> **What the task requires**
Pick every line from the data that holds the word "Elintarvikehuoneistoa".

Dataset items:
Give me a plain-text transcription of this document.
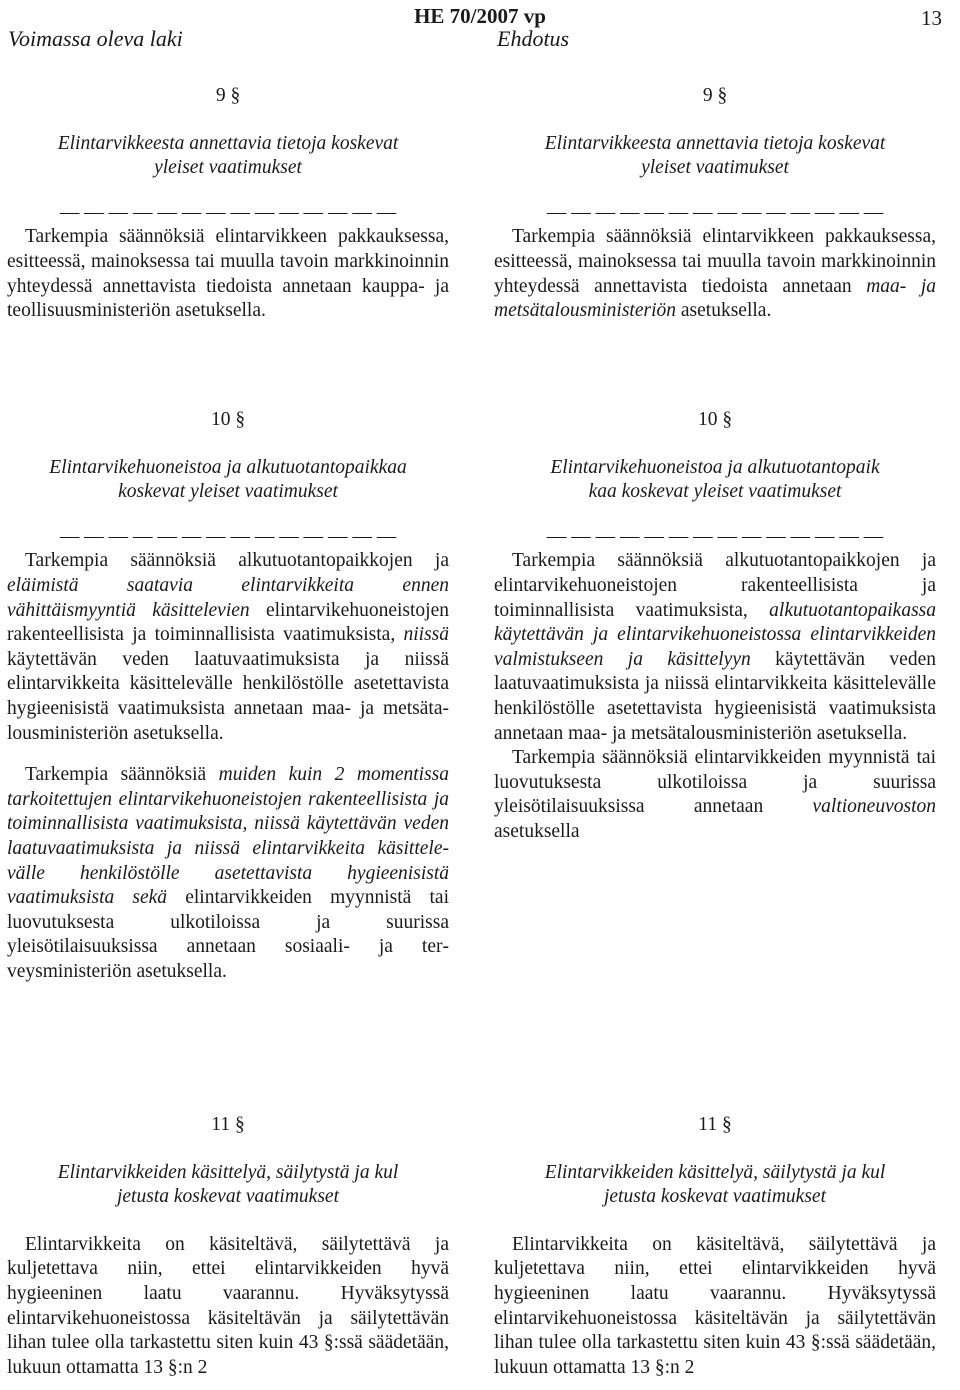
HE 70/2007 vp	13
Voimassa oleva laki	Ehdotus
9 §
Elintarvikkeesta annettavia tietoja koskevat
yleiset vaatimukset
— — — — — — — — — — — — — —

Tarkempia säännöksiä elintarvikkeen pakkauksessa, esitteessä, mainoksessa tai muulla tavoin markkinoinnin yhteydessä annettavista tiedoista annetaan kauppa- ja teollisuusministeriön asetuksella.

10 §
Elintarvikehuoneistoa ja alkutuotantopaikkaa
koskevat yleiset vaatimukset
— — — — — — — — — — — — — —

Tarkempia säännöksiä alkutuotantopaikkojen ja eläimistä saatavia elintarvikkeita ennen vähittäismyyntiä käsittelevien elintarvikehuoneistojen rakenteellisista ja toiminnallisista vaatimuksista, niissä käytettävän veden laatuvaatimuksista ja niissä elintarvikkeita käsittelevälle henkilöstölle asetettavista hygieenisistä vaatimuksista annetaan maa- ja metsätalousministeriön asetuksella.

Tarkempia säännöksiä muiden kuin 2 momentissa tarkoitettujen elintarvikehuoneistojen rakenteellisista ja toiminnallisista vaatimuksista, niissä käytettävän veden laatuvaatimuksista ja niissä elintarvikkeita käsittelevälle henkilöstölle asetettavista hygieenisistä vaatimuksista sekä elintarvikkeiden myynnistä tai luovutuksesta ulkotiloissa ja suurissa yleisötilaisuuksissa annetaan sosiaali- ja terveysministeriön asetuksella.

11 §
Elintarvikkeiden käsittelyä, säilytystä ja kul
jetusta koskevat vaatimukset

Elintarvikkeita on käsiteltävä, säilytettävä ja kuljetettava niin, ettei elintarvikkeiden hyvä hygieeninen laatu vaarannu. Hyväksytyssä elintarvikehuoneistossa käsiteltävän ja säilytettävän lihan tulee olla tarkastettu siten kuin 43 §:ssä säädetään, lukuun ottamatta 13 §:n 2

9 §
Elintarvikkeesta annettavia tietoja koskevat
yleiset vaatimukset
— — — — — — — — — — — — — —

Tarkempia säännöksiä elintarvikkeen pakkauksessa, esitteessä, mainoksessa tai muulla tavoin markkinoinnin yhteydessä annettavista tiedoista annetaan maa- ja metsätalousministeriön asetuksella.

10 §
Elintarvikehuoneistoa ja alkutuotantopaik
kaa koskevat yleiset vaatimukset
— — — — — — — — — — — — — —

Tarkempia säännöksiä alkutuotantopaikkojen ja elintarvikehuoneistojen rakenteellisista ja toiminnallisista vaatimuksista, alkutuotantopaikassa käytettävän ja elintarvikehuoneistossa elintarvikkeiden valmistukseen ja käsittelyyn käytettävän veden laatuvaatimuksista ja niissä elintarvikkeita käsittelevälle henkilöstölle asetettavista hygieenisistä vaatimuksista annetaan maa- ja metsätalousministeriön asetuksella.

Tarkempia säännöksiä elintarvikkeiden myynnistä tai luovutuksesta ulkotiloissa ja suurissa yleisötilaisuuksissa annetaan valtioneuvoston asetuksella

11 §
Elintarvikkeiden käsittelyä, säilytystä ja kul
jetusta koskevat vaatimukset

Elintarvikkeita on käsiteltävä, säilytettävä ja kuljetettava niin, ettei elintarvikkeiden hyvä hygieeninen laatu vaarannu. Hyväksytyssä elintarvikehuoneistossa käsiteltävän ja säilytettävän lihan tulee olla tarkastettu siten kuin 43 §:ssä säädetään, lukuun ottamatta 13 §:n 2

> **Task answer**
Elintarvikehuoneistoa ja alkutuotantopaikkaa
Elintarvikehuoneistoa ja alkutuotantopaik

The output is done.